[Part of a data file]
-=-=-

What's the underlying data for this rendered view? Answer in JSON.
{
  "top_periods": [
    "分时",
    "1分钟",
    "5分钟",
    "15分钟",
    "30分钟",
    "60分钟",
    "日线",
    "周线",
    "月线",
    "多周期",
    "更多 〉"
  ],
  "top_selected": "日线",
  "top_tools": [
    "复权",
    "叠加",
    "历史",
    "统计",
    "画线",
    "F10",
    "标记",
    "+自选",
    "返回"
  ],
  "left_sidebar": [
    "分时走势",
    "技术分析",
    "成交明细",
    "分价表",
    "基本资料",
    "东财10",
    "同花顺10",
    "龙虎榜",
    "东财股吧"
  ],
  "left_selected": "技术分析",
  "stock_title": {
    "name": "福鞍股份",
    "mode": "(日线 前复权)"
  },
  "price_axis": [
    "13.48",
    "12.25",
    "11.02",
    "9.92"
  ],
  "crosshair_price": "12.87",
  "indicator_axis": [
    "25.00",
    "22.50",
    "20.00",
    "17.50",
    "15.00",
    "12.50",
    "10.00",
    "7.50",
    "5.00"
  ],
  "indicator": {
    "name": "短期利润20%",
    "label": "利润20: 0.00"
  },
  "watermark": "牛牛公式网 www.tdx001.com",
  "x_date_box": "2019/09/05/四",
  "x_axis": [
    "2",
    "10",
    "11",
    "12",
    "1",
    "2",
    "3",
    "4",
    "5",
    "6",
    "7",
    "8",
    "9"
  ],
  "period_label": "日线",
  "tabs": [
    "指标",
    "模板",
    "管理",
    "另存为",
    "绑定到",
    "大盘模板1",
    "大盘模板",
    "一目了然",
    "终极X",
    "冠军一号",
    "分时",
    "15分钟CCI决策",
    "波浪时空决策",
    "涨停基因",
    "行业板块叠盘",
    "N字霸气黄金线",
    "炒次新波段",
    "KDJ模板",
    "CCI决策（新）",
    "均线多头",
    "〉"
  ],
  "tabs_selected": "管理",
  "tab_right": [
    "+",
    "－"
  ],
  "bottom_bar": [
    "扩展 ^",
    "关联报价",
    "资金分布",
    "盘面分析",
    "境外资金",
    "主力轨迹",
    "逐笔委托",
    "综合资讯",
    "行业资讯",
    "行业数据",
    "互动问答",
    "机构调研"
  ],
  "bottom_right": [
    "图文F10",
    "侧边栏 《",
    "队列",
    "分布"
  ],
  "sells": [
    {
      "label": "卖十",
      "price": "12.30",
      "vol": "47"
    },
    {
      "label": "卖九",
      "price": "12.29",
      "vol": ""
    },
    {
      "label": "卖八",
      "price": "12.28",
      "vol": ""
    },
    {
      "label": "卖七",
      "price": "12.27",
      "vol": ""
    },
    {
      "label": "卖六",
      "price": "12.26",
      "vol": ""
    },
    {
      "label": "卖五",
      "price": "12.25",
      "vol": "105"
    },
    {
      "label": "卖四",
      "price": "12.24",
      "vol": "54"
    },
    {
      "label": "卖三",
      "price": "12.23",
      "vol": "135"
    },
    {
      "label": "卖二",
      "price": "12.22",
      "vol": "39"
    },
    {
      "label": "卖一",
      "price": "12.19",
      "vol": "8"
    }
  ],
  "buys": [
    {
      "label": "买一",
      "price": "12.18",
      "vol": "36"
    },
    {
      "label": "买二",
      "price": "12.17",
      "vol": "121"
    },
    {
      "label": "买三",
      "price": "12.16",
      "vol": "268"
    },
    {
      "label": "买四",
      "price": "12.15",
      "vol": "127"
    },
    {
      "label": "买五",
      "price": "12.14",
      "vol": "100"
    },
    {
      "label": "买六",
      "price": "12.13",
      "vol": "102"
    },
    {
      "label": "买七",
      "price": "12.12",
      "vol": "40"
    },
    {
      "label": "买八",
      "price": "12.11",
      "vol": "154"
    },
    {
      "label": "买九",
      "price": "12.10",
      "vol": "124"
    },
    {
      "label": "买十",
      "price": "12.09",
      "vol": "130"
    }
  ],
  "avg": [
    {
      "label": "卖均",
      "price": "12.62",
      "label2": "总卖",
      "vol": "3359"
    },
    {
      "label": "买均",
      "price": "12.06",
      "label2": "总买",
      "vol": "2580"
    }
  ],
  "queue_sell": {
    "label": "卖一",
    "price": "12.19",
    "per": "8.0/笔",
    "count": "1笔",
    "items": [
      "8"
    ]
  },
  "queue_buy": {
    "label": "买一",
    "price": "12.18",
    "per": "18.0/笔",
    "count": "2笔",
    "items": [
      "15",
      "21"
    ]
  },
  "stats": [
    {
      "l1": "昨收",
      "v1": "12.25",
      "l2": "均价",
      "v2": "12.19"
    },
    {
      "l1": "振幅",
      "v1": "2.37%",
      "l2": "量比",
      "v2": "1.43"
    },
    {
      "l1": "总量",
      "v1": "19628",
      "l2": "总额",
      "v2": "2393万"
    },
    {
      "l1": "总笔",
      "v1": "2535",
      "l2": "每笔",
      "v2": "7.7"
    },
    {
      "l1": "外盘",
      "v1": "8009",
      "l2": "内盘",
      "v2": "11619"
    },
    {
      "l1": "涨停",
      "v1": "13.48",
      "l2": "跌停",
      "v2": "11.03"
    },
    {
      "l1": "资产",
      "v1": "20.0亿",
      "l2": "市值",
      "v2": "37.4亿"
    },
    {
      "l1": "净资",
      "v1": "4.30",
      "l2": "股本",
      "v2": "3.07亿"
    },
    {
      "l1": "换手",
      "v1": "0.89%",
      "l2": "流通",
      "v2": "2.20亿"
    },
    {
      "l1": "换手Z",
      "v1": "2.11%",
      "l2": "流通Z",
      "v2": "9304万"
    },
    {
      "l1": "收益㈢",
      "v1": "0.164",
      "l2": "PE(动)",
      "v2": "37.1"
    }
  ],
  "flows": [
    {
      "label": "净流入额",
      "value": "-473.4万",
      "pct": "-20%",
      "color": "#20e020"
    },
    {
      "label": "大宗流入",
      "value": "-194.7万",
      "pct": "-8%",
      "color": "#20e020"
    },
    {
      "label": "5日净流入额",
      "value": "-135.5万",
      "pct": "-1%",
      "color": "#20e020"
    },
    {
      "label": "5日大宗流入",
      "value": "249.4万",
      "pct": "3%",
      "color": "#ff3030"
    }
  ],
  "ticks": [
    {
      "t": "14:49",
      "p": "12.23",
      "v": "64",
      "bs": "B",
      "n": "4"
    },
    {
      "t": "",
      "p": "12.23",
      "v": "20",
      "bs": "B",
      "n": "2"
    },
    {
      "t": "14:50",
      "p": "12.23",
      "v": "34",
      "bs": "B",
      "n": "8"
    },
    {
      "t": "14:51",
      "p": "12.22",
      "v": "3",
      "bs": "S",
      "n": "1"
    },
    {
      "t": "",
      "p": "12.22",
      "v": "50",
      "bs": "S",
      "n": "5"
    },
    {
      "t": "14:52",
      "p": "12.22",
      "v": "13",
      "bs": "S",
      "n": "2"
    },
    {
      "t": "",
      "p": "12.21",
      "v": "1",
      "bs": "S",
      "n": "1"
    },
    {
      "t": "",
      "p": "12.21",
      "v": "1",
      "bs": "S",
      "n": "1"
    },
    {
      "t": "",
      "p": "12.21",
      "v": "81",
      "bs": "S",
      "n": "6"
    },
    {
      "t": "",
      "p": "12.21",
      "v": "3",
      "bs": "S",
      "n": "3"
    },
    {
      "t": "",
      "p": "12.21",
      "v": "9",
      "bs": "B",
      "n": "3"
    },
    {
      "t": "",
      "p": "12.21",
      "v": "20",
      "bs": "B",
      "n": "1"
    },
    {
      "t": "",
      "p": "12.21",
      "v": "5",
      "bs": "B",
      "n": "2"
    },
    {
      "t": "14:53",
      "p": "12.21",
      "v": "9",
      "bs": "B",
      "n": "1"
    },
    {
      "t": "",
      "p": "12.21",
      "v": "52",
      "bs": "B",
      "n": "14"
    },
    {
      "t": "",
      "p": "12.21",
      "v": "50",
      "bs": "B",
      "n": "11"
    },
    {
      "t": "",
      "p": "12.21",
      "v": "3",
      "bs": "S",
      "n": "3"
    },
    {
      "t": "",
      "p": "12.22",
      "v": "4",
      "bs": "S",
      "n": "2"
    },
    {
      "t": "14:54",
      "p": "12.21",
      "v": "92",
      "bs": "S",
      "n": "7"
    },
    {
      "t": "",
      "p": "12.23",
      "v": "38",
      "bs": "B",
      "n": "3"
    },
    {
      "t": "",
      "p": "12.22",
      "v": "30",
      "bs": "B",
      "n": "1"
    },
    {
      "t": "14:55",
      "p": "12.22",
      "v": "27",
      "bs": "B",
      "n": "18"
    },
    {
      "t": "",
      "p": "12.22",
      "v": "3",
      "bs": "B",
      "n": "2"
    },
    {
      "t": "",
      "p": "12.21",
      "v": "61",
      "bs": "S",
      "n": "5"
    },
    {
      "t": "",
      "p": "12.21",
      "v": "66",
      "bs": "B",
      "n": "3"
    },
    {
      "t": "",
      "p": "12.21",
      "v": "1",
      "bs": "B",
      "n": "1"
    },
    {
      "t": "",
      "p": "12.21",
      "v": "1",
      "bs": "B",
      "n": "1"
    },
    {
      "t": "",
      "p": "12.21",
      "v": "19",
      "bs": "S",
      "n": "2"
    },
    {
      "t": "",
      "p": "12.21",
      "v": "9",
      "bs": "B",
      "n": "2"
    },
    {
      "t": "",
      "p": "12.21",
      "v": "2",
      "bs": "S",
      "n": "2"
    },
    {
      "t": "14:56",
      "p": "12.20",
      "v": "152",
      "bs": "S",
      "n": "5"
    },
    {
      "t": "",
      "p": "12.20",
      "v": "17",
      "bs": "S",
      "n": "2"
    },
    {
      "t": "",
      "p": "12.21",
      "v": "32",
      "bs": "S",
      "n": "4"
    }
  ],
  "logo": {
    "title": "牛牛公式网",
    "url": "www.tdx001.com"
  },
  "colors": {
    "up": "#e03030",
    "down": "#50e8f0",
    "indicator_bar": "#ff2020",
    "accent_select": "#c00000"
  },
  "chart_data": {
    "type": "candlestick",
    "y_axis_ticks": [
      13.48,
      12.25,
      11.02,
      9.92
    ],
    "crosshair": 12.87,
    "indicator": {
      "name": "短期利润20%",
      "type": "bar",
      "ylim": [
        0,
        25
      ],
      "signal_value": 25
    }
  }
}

-=-=-

Copy out each line of the material that holds the word "牛牛公式网".

**Result of this exercise:**
  "watermark": "牛牛公式网 www.tdx001.com",
    "title": "牛牛公式网",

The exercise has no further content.